YOUR INSTRUCTIONS: Of the lines below, count those containing the word "рекомендовалось". Reply with the number alone.

DATA FOR THIS TASK:
———

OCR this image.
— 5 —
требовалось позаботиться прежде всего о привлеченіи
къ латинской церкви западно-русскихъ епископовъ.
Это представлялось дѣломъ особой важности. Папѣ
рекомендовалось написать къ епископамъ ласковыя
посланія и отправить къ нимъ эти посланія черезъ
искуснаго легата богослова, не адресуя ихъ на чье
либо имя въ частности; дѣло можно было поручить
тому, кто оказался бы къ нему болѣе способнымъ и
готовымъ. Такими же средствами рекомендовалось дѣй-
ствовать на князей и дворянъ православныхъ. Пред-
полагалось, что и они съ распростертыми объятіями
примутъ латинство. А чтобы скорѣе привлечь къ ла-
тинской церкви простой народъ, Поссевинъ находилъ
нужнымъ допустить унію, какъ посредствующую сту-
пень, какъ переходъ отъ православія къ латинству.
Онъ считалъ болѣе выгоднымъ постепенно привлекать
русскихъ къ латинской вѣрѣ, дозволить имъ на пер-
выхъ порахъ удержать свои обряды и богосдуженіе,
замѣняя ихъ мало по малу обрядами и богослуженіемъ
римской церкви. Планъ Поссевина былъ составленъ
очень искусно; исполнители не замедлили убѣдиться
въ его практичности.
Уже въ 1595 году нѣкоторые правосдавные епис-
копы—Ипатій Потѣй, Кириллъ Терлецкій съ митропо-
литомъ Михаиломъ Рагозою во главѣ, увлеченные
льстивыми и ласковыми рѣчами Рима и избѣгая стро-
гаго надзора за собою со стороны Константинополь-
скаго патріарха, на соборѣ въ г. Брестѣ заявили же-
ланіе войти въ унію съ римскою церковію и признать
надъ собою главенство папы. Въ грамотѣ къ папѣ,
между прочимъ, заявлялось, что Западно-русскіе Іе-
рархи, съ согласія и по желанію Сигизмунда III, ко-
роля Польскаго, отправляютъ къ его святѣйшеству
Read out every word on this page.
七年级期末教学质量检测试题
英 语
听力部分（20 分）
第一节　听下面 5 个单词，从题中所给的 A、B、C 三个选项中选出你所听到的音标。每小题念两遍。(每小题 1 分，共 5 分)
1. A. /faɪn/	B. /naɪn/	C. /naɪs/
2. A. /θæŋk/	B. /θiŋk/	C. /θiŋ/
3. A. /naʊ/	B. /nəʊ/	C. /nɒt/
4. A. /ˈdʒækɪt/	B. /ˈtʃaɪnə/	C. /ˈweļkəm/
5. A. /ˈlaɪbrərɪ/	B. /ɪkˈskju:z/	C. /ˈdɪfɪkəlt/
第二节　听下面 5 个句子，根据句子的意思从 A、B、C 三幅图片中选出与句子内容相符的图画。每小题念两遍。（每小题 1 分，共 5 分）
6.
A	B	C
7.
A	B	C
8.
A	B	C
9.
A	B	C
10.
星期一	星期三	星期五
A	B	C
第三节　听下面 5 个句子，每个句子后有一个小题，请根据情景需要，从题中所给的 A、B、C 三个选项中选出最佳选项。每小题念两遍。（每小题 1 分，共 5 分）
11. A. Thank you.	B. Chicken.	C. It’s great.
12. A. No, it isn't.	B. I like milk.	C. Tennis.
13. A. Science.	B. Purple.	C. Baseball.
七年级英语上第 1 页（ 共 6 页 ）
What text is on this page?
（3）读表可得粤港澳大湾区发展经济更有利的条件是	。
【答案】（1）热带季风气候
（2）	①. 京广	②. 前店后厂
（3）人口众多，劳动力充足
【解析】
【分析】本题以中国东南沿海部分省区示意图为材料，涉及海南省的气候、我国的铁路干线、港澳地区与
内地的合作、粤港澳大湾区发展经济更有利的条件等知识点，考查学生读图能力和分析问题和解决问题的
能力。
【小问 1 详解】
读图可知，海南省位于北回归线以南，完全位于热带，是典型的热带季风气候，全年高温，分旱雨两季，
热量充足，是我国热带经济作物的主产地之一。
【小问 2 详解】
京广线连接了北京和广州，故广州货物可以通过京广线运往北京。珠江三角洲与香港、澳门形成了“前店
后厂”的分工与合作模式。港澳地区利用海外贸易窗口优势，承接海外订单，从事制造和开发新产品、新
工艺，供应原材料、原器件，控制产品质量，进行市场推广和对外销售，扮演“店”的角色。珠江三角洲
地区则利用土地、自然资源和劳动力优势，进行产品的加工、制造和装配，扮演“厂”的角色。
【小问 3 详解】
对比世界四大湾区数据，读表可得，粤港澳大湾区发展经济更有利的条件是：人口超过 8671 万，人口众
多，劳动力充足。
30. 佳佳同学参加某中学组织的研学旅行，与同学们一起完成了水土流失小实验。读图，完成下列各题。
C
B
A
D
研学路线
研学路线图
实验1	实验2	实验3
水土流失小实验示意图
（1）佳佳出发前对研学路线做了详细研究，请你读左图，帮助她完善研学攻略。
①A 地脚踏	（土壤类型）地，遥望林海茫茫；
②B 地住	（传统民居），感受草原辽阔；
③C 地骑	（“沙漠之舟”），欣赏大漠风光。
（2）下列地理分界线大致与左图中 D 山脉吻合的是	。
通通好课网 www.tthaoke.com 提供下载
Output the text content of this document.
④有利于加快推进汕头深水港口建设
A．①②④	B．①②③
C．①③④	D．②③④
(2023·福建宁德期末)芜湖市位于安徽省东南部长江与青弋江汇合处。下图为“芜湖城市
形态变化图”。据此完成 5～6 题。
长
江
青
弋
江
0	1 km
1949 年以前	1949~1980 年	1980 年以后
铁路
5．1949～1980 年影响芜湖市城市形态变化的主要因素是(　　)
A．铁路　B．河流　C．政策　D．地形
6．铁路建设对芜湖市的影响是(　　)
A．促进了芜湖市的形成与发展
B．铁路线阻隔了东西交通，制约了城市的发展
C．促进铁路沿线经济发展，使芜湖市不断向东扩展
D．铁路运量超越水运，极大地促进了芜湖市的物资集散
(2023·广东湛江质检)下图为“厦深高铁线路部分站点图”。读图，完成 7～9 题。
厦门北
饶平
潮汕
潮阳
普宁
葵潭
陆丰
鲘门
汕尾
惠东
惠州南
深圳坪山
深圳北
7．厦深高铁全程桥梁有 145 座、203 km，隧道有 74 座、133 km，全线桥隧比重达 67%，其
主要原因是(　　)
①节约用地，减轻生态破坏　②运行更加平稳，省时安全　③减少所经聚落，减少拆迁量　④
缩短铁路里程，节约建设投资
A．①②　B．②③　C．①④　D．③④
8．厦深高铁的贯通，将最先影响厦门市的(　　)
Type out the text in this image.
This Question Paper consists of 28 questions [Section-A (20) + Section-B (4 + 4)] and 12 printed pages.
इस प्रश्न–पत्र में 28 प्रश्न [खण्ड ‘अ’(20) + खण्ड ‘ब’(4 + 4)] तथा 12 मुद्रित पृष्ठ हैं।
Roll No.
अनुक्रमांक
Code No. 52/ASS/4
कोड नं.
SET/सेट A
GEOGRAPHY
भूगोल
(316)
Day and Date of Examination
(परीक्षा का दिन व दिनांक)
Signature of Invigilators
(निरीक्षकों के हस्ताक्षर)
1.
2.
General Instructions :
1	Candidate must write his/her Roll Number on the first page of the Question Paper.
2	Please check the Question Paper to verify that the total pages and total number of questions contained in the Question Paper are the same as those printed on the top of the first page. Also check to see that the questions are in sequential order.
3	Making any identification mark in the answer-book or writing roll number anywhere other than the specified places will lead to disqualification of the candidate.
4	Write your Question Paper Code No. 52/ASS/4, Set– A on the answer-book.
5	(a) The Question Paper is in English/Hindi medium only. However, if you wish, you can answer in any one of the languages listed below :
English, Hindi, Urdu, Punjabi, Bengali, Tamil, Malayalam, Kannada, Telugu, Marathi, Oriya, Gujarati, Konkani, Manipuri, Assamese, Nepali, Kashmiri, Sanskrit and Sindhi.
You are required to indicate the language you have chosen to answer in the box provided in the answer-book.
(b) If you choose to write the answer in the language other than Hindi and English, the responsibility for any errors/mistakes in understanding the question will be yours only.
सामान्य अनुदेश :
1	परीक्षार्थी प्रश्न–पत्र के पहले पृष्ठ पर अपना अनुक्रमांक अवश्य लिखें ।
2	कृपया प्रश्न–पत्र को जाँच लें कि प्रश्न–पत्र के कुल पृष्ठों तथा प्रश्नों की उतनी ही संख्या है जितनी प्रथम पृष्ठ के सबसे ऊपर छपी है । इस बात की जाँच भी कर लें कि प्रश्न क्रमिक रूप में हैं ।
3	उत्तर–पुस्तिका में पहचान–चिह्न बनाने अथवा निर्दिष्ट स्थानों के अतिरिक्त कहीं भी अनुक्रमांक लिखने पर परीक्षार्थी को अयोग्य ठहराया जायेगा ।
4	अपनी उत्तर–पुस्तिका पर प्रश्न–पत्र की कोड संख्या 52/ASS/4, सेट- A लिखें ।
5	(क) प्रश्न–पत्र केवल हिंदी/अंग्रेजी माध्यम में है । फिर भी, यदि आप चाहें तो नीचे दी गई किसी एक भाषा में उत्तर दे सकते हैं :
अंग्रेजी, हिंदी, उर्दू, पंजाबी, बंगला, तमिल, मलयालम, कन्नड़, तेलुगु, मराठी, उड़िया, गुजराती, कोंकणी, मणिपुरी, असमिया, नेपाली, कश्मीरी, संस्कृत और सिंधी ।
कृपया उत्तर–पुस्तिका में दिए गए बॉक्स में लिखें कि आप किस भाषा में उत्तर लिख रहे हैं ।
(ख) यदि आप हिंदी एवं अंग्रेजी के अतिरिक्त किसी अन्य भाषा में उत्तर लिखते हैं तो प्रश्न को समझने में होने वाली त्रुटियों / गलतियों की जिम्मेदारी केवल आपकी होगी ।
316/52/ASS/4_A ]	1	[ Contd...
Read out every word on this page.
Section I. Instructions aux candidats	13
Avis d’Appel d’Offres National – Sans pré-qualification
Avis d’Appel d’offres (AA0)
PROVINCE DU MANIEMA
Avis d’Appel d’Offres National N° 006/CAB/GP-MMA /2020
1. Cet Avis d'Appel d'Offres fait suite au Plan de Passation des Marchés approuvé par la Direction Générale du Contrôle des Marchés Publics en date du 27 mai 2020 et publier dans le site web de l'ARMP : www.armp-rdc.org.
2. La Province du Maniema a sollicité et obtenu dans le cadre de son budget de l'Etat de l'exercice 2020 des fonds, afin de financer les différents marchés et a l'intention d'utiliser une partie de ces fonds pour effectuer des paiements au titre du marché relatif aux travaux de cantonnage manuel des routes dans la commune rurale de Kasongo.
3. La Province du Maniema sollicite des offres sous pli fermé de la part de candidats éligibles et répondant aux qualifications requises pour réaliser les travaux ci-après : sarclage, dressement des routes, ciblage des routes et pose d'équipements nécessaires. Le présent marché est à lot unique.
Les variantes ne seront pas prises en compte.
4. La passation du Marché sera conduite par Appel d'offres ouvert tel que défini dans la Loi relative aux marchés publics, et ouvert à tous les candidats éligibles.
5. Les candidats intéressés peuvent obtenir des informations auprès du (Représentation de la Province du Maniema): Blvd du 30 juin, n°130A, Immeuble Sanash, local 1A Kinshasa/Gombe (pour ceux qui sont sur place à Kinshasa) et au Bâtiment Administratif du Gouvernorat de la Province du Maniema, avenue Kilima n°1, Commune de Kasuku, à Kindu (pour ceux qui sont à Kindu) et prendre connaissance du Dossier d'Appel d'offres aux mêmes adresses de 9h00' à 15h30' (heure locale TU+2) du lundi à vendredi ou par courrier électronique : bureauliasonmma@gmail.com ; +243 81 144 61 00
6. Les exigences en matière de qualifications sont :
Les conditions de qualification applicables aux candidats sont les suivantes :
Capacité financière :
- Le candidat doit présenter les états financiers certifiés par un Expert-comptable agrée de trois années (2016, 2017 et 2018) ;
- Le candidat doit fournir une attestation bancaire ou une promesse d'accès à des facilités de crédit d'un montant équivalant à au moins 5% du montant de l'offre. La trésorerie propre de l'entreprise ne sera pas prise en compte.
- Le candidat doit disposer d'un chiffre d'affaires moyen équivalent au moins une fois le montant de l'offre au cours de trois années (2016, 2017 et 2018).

———

RESPONSE: 2